** Aim of the task **
In the material below, list every line carrying the string "Extract".

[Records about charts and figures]
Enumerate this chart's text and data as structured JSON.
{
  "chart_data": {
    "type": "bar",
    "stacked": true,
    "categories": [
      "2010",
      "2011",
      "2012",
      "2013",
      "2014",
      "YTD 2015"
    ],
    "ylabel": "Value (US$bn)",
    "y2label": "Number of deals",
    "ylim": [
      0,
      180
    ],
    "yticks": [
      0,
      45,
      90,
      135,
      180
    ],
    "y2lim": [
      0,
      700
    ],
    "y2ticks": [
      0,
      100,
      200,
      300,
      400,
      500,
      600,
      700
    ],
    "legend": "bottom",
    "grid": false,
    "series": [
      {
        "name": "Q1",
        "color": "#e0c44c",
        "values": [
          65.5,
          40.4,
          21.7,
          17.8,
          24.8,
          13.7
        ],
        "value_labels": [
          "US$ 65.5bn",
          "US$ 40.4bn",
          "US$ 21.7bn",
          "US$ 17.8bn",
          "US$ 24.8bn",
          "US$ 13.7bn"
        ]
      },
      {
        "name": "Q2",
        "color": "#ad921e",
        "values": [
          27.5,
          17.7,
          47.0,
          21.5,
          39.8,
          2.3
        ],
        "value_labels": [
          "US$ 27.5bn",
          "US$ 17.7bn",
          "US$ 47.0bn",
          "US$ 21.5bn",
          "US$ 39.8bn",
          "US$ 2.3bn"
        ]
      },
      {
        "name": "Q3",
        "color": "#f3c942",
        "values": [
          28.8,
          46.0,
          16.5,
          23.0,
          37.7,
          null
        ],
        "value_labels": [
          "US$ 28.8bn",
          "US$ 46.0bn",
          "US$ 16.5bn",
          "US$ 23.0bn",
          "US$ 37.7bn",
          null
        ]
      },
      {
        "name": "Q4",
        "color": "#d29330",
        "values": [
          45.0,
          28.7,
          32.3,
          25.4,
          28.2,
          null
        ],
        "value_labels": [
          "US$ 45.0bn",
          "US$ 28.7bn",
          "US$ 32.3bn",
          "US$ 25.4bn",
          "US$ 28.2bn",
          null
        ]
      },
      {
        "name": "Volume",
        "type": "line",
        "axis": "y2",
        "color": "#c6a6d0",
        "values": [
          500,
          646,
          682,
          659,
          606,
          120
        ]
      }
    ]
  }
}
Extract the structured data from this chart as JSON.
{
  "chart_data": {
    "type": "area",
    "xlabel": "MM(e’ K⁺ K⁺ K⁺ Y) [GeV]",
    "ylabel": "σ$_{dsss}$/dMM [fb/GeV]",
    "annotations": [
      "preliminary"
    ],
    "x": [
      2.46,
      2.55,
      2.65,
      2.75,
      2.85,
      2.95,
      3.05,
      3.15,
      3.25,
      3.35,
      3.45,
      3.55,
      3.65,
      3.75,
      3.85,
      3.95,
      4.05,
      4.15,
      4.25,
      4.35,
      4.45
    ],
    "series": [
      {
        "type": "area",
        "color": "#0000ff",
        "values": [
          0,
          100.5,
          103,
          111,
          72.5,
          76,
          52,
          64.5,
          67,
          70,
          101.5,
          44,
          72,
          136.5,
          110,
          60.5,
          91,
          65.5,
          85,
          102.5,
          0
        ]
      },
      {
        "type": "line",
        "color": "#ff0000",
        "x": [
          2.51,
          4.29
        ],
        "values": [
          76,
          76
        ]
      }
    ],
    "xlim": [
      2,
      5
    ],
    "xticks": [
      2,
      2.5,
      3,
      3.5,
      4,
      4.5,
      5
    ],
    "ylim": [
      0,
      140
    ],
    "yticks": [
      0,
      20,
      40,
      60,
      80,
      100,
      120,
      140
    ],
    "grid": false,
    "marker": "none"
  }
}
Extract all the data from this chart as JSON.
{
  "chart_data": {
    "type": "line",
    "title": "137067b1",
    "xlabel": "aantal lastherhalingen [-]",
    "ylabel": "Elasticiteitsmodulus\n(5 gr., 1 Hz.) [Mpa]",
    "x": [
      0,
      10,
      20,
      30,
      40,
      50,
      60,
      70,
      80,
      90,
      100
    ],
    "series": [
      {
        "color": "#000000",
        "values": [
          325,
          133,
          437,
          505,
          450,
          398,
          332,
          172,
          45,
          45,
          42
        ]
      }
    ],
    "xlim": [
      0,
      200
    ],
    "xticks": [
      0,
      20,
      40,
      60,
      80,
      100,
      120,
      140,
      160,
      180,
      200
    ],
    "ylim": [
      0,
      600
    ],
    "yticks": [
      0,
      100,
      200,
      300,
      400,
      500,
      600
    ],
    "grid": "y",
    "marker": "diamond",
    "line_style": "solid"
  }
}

** Response to this task **
Extract the structured data from this chart as JSON.
Extract all the data from this chart as JSON.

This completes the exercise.